[START Task input]

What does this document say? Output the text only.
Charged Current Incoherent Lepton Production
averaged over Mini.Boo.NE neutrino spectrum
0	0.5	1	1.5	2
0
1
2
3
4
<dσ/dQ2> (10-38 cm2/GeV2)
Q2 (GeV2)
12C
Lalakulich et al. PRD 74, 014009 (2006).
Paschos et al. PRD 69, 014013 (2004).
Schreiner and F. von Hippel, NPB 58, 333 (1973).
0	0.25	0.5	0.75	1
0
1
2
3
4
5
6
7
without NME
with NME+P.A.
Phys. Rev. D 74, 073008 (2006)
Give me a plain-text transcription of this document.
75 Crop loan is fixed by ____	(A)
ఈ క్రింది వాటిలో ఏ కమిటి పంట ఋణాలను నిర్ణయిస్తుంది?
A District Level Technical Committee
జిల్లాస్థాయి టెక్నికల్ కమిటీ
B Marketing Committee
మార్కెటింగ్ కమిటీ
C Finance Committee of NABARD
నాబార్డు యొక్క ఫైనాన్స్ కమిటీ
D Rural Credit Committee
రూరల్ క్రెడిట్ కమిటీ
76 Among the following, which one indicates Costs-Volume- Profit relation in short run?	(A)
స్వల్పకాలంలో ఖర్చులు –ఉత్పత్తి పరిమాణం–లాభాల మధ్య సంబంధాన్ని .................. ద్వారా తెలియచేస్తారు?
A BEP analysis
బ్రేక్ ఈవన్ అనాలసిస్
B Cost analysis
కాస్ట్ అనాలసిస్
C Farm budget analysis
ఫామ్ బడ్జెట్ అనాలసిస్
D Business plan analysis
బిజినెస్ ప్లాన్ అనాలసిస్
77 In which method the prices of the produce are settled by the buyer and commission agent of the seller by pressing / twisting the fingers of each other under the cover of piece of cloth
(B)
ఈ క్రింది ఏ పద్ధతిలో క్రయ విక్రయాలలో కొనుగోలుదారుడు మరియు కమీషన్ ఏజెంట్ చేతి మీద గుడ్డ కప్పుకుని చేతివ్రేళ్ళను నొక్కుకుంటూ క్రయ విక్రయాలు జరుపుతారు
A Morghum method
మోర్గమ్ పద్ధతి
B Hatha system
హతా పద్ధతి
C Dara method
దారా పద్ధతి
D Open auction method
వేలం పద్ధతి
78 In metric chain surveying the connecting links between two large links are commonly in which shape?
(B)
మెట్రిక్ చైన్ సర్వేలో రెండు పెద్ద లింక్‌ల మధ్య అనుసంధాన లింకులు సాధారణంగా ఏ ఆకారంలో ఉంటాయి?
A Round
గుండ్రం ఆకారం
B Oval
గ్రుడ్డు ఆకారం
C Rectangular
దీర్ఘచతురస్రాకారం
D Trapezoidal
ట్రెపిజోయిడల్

[END Task input]

Work to do :: Reproduce exactly the lines from the one with "Give me a plain-text" through the end of the entries above, both ends included.

In response ::
Give me a plain-text transcription of this document.
75 Crop loan is fixed by ____	(A)
ఈ క్రింది వాటిలో ఏ కమిటి పంట ఋణాలను నిర్ణయిస్తుంది?
A District Level Technical Committee
జిల్లాస్థాయి టెక్నికల్ కమిటీ
B Marketing Committee
మార్కెటింగ్ కమిటీ
C Finance Committee of NABARD
నాబార్డు యొక్క ఫైనాన్స్ కమిటీ
D Rural Credit Committee
రూరల్ క్రెడిట్ కమిటీ
76 Among the following, which one indicates Costs-Volume- Profit relation in short run?	(A)
స్వల్పకాలంలో ఖర్చులు –ఉత్పత్తి పరిమాణం–లాభాల మధ్య సంబంధాన్ని .................. ద్వారా తెలియచేస్తారు?
A BEP analysis
బ్రేక్ ఈవన్ అనాలసిస్
B Cost analysis
కాస్ట్ అనాలసిస్
C Farm budget analysis
ఫామ్ బడ్జెట్ అనాలసిస్
D Business plan analysis
బిజినెస్ ప్లాన్ అనాలసిస్
77 In which method the prices of the produce are settled by the buyer and commission agent of the seller by pressing / twisting the fingers of each other under the cover of piece of cloth
(B)
ఈ క్రింది ఏ పద్ధతిలో క్రయ విక్రయాలలో కొనుగోలుదారుడు మరియు కమీషన్ ఏజెంట్ చేతి మీద గుడ్డ కప్పుకుని చేతివ్రేళ్ళను నొక్కుకుంటూ క్రయ విక్రయాలు జరుపుతారు
A Morghum method
మోర్గమ్ పద్ధతి
B Hatha system
హతా పద్ధతి
C Dara method
దారా పద్ధతి
D Open auction method
వేలం పద్ధతి
78 In metric chain surveying the connecting links between two large links are commonly in which shape?
(B)
మెట్రిక్ చైన్ సర్వేలో రెండు పెద్ద లింక్‌ల మధ్య అనుసంధాన లింకులు సాధారణంగా ఏ ఆకారంలో ఉంటాయి?
A Round
గుండ్రం ఆకారం
B Oval
గ్రుడ్డు ఆకారం
C Rectangular
దీర్ఘచతురస్రాకారం
D Trapezoidal
ట్రెపిజోయిడల్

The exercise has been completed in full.